[Records that describe figures]

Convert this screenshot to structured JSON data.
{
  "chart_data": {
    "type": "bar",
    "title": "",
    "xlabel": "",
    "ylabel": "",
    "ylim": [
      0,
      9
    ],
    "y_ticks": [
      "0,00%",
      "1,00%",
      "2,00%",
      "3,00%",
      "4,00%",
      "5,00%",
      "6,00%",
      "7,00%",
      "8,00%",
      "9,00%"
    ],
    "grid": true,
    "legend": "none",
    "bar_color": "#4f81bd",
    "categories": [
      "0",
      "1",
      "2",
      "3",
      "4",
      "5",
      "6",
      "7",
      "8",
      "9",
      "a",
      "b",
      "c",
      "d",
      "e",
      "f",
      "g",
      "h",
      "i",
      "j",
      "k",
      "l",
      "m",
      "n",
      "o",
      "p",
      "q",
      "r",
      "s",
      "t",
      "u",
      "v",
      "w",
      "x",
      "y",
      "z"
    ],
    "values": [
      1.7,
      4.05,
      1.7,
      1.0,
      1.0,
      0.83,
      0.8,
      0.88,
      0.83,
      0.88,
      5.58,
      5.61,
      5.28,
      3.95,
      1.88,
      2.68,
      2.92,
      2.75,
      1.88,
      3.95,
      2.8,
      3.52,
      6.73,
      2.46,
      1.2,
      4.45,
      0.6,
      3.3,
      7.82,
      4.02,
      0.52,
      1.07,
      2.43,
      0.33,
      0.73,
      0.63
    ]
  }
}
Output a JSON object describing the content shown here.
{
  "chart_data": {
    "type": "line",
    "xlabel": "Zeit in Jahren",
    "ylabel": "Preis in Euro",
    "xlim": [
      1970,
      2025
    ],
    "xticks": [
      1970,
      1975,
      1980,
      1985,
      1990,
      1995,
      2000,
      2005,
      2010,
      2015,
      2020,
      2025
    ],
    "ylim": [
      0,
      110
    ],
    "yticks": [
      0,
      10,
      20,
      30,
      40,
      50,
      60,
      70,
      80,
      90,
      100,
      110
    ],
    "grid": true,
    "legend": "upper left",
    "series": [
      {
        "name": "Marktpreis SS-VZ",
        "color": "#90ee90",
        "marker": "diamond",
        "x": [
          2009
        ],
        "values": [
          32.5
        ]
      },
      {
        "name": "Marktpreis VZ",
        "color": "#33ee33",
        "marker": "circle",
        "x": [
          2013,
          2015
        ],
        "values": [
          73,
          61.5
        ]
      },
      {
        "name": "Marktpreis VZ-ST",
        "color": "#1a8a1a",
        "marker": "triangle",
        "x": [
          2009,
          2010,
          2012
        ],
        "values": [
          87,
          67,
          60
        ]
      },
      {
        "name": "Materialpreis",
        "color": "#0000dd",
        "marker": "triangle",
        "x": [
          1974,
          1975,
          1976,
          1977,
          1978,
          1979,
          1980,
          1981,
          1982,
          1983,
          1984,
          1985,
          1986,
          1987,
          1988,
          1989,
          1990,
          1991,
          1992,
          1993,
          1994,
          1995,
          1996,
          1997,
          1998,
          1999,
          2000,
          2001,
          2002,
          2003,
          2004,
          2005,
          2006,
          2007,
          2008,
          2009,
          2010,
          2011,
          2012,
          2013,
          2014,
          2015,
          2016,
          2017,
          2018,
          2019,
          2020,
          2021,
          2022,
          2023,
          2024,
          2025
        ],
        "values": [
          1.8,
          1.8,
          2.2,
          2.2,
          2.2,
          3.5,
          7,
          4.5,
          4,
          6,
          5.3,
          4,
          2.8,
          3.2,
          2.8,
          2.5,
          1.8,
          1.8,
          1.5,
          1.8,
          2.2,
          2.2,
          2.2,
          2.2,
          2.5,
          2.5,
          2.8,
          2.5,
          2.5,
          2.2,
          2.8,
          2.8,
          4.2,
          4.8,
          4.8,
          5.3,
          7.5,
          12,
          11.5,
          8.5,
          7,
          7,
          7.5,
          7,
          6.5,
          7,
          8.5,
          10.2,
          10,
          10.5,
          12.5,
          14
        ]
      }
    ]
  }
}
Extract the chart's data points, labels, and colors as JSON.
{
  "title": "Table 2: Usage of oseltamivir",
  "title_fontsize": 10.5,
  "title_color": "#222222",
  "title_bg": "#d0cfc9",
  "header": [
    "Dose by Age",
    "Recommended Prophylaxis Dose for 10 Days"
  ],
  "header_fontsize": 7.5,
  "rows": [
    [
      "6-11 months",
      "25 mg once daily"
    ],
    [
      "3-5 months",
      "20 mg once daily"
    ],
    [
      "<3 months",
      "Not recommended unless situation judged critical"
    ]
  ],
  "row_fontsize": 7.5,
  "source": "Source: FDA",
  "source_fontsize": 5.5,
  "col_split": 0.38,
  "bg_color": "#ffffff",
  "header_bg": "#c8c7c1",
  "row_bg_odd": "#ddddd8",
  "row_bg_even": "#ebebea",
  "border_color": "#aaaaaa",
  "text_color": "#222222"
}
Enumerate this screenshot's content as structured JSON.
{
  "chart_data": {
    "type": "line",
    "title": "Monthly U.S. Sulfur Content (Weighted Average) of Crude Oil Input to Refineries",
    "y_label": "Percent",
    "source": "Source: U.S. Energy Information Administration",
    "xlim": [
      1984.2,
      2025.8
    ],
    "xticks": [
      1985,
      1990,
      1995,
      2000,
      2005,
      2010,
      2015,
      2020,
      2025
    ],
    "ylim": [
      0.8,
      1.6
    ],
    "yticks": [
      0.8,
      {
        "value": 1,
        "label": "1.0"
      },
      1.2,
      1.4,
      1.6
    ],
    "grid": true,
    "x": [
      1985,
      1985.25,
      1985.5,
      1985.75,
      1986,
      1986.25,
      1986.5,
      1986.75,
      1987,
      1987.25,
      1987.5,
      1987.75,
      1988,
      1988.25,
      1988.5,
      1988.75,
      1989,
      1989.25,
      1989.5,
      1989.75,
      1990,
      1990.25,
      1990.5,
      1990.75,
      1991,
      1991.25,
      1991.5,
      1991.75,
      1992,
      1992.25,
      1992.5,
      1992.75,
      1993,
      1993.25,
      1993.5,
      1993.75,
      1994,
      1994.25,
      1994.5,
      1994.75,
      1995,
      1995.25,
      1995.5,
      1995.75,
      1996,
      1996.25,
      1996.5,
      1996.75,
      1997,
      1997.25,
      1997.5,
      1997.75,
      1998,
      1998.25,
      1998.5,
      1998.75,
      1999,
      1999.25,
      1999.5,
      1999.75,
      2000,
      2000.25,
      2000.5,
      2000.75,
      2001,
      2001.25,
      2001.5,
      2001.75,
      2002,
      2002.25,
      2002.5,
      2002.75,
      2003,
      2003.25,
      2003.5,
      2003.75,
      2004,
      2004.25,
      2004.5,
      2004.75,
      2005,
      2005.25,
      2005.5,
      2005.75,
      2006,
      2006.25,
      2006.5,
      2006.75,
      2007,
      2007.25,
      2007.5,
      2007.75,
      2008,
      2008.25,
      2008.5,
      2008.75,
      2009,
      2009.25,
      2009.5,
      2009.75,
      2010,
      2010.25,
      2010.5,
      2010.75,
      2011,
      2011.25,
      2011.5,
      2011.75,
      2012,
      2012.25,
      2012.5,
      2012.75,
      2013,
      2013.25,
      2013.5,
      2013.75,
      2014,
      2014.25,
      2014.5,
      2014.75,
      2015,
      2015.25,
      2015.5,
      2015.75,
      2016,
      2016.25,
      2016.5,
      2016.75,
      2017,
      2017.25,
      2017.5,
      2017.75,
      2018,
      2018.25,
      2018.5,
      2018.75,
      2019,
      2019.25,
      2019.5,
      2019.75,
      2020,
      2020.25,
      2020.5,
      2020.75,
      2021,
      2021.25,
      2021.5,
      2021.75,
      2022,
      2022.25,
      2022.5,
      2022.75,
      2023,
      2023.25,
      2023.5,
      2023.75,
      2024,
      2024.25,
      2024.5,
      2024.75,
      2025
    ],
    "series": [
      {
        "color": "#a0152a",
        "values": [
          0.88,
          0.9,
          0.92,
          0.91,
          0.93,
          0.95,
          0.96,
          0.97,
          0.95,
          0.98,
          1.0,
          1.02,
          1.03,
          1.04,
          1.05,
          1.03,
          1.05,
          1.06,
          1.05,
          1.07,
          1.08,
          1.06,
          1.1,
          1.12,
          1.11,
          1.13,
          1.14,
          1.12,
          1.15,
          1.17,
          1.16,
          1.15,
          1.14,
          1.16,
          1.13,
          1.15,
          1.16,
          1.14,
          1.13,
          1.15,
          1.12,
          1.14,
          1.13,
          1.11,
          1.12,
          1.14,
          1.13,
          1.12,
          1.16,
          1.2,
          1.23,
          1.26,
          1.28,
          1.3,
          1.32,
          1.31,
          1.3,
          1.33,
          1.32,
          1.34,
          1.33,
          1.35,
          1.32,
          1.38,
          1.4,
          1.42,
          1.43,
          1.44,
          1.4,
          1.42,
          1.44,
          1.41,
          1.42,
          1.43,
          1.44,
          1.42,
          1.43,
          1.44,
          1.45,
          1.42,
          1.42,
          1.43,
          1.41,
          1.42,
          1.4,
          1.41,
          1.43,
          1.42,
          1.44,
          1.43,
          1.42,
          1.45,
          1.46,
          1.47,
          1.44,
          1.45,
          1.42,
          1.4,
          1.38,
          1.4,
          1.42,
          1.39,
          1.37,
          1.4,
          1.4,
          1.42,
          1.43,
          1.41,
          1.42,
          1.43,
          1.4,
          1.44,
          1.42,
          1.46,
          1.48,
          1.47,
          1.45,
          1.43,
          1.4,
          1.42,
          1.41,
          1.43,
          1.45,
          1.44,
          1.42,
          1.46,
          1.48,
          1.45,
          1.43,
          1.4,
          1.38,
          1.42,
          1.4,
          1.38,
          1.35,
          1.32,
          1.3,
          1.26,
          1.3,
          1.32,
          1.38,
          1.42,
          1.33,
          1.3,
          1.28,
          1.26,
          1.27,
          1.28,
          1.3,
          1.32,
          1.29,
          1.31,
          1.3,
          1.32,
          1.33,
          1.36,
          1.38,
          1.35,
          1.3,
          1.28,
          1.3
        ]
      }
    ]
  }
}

**JOB:**
Show the lines of the records that contain the word "this".

**REPLY:**
Convert this screenshot to structured JSON data.
Enumerate this screenshot's content as structured JSON.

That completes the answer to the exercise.